What the task requires →
Repeat the entries below exactly as they appear, with no pictures.

The records →
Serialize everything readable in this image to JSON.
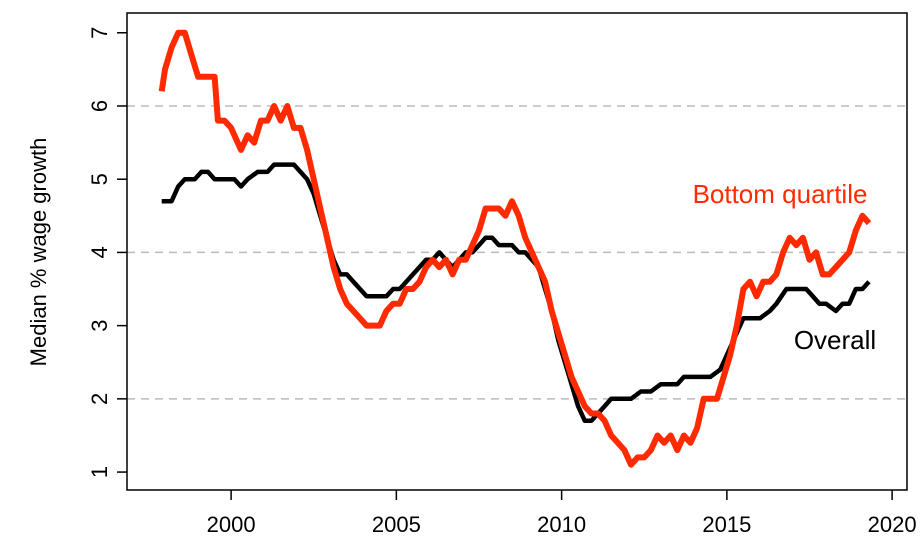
{
  "chart_data": {
    "type": "line",
    "y_label": "Median % wage growth",
    "xlim": [
      1996.85,
      2020.45
    ],
    "xticks": [
      2000,
      2005,
      2010,
      2015,
      2020
    ],
    "ylim": [
      0.755,
      7.27
    ],
    "yticks": [
      1,
      2,
      3,
      4,
      5,
      6,
      7
    ],
    "grid_values": [
      2,
      4,
      6
    ],
    "grid": true,
    "series": [
      {
        "name": "Bottom quartile",
        "color": "#ff2a00",
        "x": [
          1997.9,
          1998.0,
          1998.2,
          1998.4,
          1998.6,
          1998.8,
          1999.0,
          1999.3,
          1999.5,
          1999.6,
          1999.8,
          2000.0,
          2000.2,
          2000.3,
          2000.5,
          2000.7,
          2000.9,
          2001.1,
          2001.3,
          2001.5,
          2001.7,
          2001.9,
          2002.1,
          2002.3,
          2002.5,
          2002.7,
          2002.9,
          2003.1,
          2003.3,
          2003.5,
          2003.7,
          2003.9,
          2004.1,
          2004.3,
          2004.5,
          2004.7,
          2004.9,
          2005.1,
          2005.3,
          2005.5,
          2005.7,
          2005.9,
          2006.1,
          2006.3,
          2006.5,
          2006.7,
          2006.9,
          2007.1,
          2007.3,
          2007.5,
          2007.7,
          2007.9,
          2008.1,
          2008.3,
          2008.5,
          2008.7,
          2008.9,
          2009.1,
          2009.3,
          2009.5,
          2009.7,
          2009.9,
          2010.1,
          2010.3,
          2010.5,
          2010.7,
          2010.9,
          2011.1,
          2011.3,
          2011.5,
          2011.7,
          2011.9,
          2012.1,
          2012.3,
          2012.5,
          2012.7,
          2012.9,
          2013.1,
          2013.3,
          2013.5,
          2013.7,
          2013.9,
          2014.1,
          2014.3,
          2014.5,
          2014.7,
          2014.9,
          2015.1,
          2015.3,
          2015.5,
          2015.7,
          2015.9,
          2016.1,
          2016.3,
          2016.5,
          2016.7,
          2016.9,
          2017.1,
          2017.3,
          2017.5,
          2017.7,
          2017.9,
          2018.1,
          2018.3,
          2018.5,
          2018.7,
          2018.9,
          2019.1,
          2019.3
        ],
        "values": [
          6.2,
          6.5,
          6.8,
          7.0,
          7.0,
          6.7,
          6.4,
          6.4,
          6.4,
          5.8,
          5.8,
          5.7,
          5.5,
          5.4,
          5.6,
          5.5,
          5.8,
          5.8,
          6.0,
          5.8,
          6.0,
          5.7,
          5.7,
          5.4,
          5.0,
          4.6,
          4.2,
          3.8,
          3.5,
          3.3,
          3.2,
          3.1,
          3.0,
          3.0,
          3.0,
          3.2,
          3.3,
          3.3,
          3.5,
          3.5,
          3.6,
          3.8,
          3.9,
          3.8,
          3.9,
          3.7,
          3.9,
          3.9,
          4.1,
          4.3,
          4.6,
          4.6,
          4.6,
          4.5,
          4.7,
          4.5,
          4.2,
          4.0,
          3.8,
          3.6,
          3.2,
          2.9,
          2.6,
          2.3,
          2.1,
          1.9,
          1.8,
          1.8,
          1.7,
          1.5,
          1.4,
          1.3,
          1.1,
          1.2,
          1.2,
          1.3,
          1.5,
          1.4,
          1.5,
          1.3,
          1.5,
          1.4,
          1.6,
          2.0,
          2.0,
          2.0,
          2.3,
          2.6,
          3.0,
          3.5,
          3.6,
          3.4,
          3.6,
          3.6,
          3.7,
          4.0,
          4.2,
          4.1,
          4.2,
          3.9,
          4.0,
          3.7,
          3.7,
          3.8,
          3.9,
          4.0,
          4.3,
          4.5,
          4.4
        ]
      },
      {
        "name": "Overall",
        "color": "#000000",
        "x": [
          1997.9,
          1998.2,
          1998.4,
          1998.6,
          1998.9,
          1999.1,
          1999.3,
          1999.5,
          1999.8,
          2000.1,
          2000.3,
          2000.5,
          2000.8,
          2001.1,
          2001.3,
          2001.6,
          2001.9,
          2002.1,
          2002.3,
          2002.5,
          2002.7,
          2002.9,
          2003.1,
          2003.3,
          2003.5,
          2003.7,
          2003.9,
          2004.1,
          2004.5,
          2004.7,
          2004.9,
          2005.1,
          2005.3,
          2005.5,
          2005.7,
          2005.9,
          2006.1,
          2006.3,
          2006.5,
          2006.7,
          2006.9,
          2007.1,
          2007.3,
          2007.5,
          2007.7,
          2007.9,
          2008.1,
          2008.5,
          2008.7,
          2008.9,
          2009.1,
          2009.3,
          2009.5,
          2009.7,
          2009.9,
          2010.1,
          2010.3,
          2010.5,
          2010.7,
          2010.9,
          2011.1,
          2011.3,
          2011.5,
          2011.9,
          2012.1,
          2012.4,
          2012.7,
          2013.0,
          2013.5,
          2013.7,
          2014.0,
          2014.5,
          2014.8,
          2015.0,
          2015.3,
          2015.5,
          2015.8,
          2016.0,
          2016.3,
          2016.5,
          2016.8,
          2017.1,
          2017.4,
          2017.6,
          2017.8,
          2018.0,
          2018.3,
          2018.5,
          2018.7,
          2018.9,
          2019.1,
          2019.3
        ],
        "values": [
          4.7,
          4.7,
          4.9,
          5.0,
          5.0,
          5.1,
          5.1,
          5.0,
          5.0,
          5.0,
          4.9,
          5.0,
          5.1,
          5.1,
          5.2,
          5.2,
          5.2,
          5.1,
          5.0,
          4.8,
          4.5,
          4.2,
          3.9,
          3.7,
          3.7,
          3.6,
          3.5,
          3.4,
          3.4,
          3.4,
          3.5,
          3.5,
          3.6,
          3.7,
          3.8,
          3.9,
          3.9,
          4.0,
          3.9,
          3.8,
          3.9,
          4.0,
          4.0,
          4.1,
          4.2,
          4.2,
          4.1,
          4.1,
          4.0,
          4.0,
          3.9,
          3.8,
          3.5,
          3.2,
          2.8,
          2.5,
          2.2,
          1.9,
          1.7,
          1.7,
          1.8,
          1.9,
          2.0,
          2.0,
          2.0,
          2.1,
          2.1,
          2.2,
          2.2,
          2.3,
          2.3,
          2.3,
          2.4,
          2.6,
          2.9,
          3.1,
          3.1,
          3.1,
          3.2,
          3.3,
          3.5,
          3.5,
          3.5,
          3.4,
          3.3,
          3.3,
          3.2,
          3.3,
          3.3,
          3.5,
          3.5,
          3.6
        ]
      }
    ]
  }
}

Final answer →
Serialize everything readable in this image to JSON.
{
  "chart_data": {
    "type": "line",
    "y_label": "Median % wage growth",
    "xlim": [
      1996.85,
      2020.45
    ],
    "xticks": [
      2000,
      2005,
      2010,
      2015,
      2020
    ],
    "ylim": [
      0.755,
      7.27
    ],
    "yticks": [
      1,
      2,
      3,
      4,
      5,
      6,
      7
    ],
    "grid_values": [
      2,
      4,
      6
    ],
    "grid": true,
    "series": [
      {
        "name": "Bottom quartile",
        "color": "#ff2a00",
        "x": [
          1997.9,
          1998.0,
          1998.2,
          1998.4,
          1998.6,
          1998.8,
          1999.0,
          1999.3,
          1999.5,
          1999.6,
          1999.8,
          2000.0,
          2000.2,
          2000.3,
          2000.5,
          2000.7,
          2000.9,
          2001.1,
          2001.3,
          2001.5,
          2001.7,
          2001.9,
          2002.1,
          2002.3,
          2002.5,
          2002.7,
          2002.9,
          2003.1,
          2003.3,
          2003.5,
          2003.7,
          2003.9,
          2004.1,
          2004.3,
          2004.5,
          2004.7,
          2004.9,
          2005.1,
          2005.3,
          2005.5,
          2005.7,
          2005.9,
          2006.1,
          2006.3,
          2006.5,
          2006.7,
          2006.9,
          2007.1,
          2007.3,
          2007.5,
          2007.7,
          2007.9,
          2008.1,
          2008.3,
          2008.5,
          2008.7,
          2008.9,
          2009.1,
          2009.3,
          2009.5,
          2009.7,
          2009.9,
          2010.1,
          2010.3,
          2010.5,
          2010.7,
          2010.9,
          2011.1,
          2011.3,
          2011.5,
          2011.7,
          2011.9,
          2012.1,
          2012.3,
          2012.5,
          2012.7,
          2012.9,
          2013.1,
          2013.3,
          2013.5,
          2013.7,
          2013.9,
          2014.1,
          2014.3,
          2014.5,
          2014.7,
          2014.9,
          2015.1,
          2015.3,
          2015.5,
          2015.7,
          2015.9,
          2016.1,
          2016.3,
          2016.5,
          2016.7,
          2016.9,
          2017.1,
          2017.3,
          2017.5,
          2017.7,
          2017.9,
          2018.1,
          2018.3,
          2018.5,
          2018.7,
          2018.9,
          2019.1,
          2019.3
        ],
        "values": [
          6.2,
          6.5,
          6.8,
          7.0,
          7.0,
          6.7,
          6.4,
          6.4,
          6.4,
          5.8,
          5.8,
          5.7,
          5.5,
          5.4,
          5.6,
          5.5,
          5.8,
          5.8,
          6.0,
          5.8,
          6.0,
          5.7,
          5.7,
          5.4,
          5.0,
          4.6,
          4.2,
          3.8,
          3.5,
          3.3,
          3.2,
          3.1,
          3.0,
          3.0,
          3.0,
          3.2,
          3.3,
          3.3,
          3.5,
          3.5,
          3.6,
          3.8,
          3.9,
          3.8,
          3.9,
          3.7,
          3.9,
          3.9,
          4.1,
          4.3,
          4.6,
          4.6,
          4.6,
          4.5,
          4.7,
          4.5,
          4.2,
          4.0,
          3.8,
          3.6,
          3.2,
          2.9,
          2.6,
          2.3,
          2.1,
          1.9,
          1.8,
          1.8,
          1.7,
          1.5,
          1.4,
          1.3,
          1.1,
          1.2,
          1.2,
          1.3,
          1.5,
          1.4,
          1.5,
          1.3,
          1.5,
          1.4,
          1.6,
          2.0,
          2.0,
          2.0,
          2.3,
          2.6,
          3.0,
          3.5,
          3.6,
          3.4,
          3.6,
          3.6,
          3.7,
          4.0,
          4.2,
          4.1,
          4.2,
          3.9,
          4.0,
          3.7,
          3.7,
          3.8,
          3.9,
          4.0,
          4.3,
          4.5,
          4.4
        ]
      },
      {
        "name": "Overall",
        "color": "#000000",
        "x": [
          1997.9,
          1998.2,
          1998.4,
          1998.6,
          1998.9,
          1999.1,
          1999.3,
          1999.5,
          1999.8,
          2000.1,
          2000.3,
          2000.5,
          2000.8,
          2001.1,
          2001.3,
          2001.6,
          2001.9,
          2002.1,
          2002.3,
          2002.5,
          2002.7,
          2002.9,
          2003.1,
          2003.3,
          2003.5,
          2003.7,
          2003.9,
          2004.1,
          2004.5,
          2004.7,
          2004.9,
          2005.1,
          2005.3,
          2005.5,
          2005.7,
          2005.9,
          2006.1,
          2006.3,
          2006.5,
          2006.7,
          2006.9,
          2007.1,
          2007.3,
          2007.5,
          2007.7,
          2007.9,
          2008.1,
          2008.5,
          2008.7,
          2008.9,
          2009.1,
          2009.3,
          2009.5,
          2009.7,
          2009.9,
          2010.1,
          2010.3,
          2010.5,
          2010.7,
          2010.9,
          2011.1,
          2011.3,
          2011.5,
          2011.9,
          2012.1,
          2012.4,
          2012.7,
          2013.0,
          2013.5,
          2013.7,
          2014.0,
          2014.5,
          2014.8,
          2015.0,
          2015.3,
          2015.5,
          2015.8,
          2016.0,
          2016.3,
          2016.5,
          2016.8,
          2017.1,
          2017.4,
          2017.6,
          2017.8,
          2018.0,
          2018.3,
          2018.5,
          2018.7,
          2018.9,
          2019.1,
          2019.3
        ],
        "values": [
          4.7,
          4.7,
          4.9,
          5.0,
          5.0,
          5.1,
          5.1,
          5.0,
          5.0,
          5.0,
          4.9,
          5.0,
          5.1,
          5.1,
          5.2,
          5.2,
          5.2,
          5.1,
          5.0,
          4.8,
          4.5,
          4.2,
          3.9,
          3.7,
          3.7,
          3.6,
          3.5,
          3.4,
          3.4,
          3.4,
          3.5,
          3.5,
          3.6,
          3.7,
          3.8,
          3.9,
          3.9,
          4.0,
          3.9,
          3.8,
          3.9,
          4.0,
          4.0,
          4.1,
          4.2,
          4.2,
          4.1,
          4.1,
          4.0,
          4.0,
          3.9,
          3.8,
          3.5,
          3.2,
          2.8,
          2.5,
          2.2,
          1.9,
          1.7,
          1.7,
          1.8,
          1.9,
          2.0,
          2.0,
          2.0,
          2.1,
          2.1,
          2.2,
          2.2,
          2.3,
          2.3,
          2.3,
          2.4,
          2.6,
          2.9,
          3.1,
          3.1,
          3.1,
          3.2,
          3.3,
          3.5,
          3.5,
          3.5,
          3.4,
          3.3,
          3.3,
          3.2,
          3.3,
          3.3,
          3.5,
          3.5,
          3.6
        ]
      }
    ]
  }
}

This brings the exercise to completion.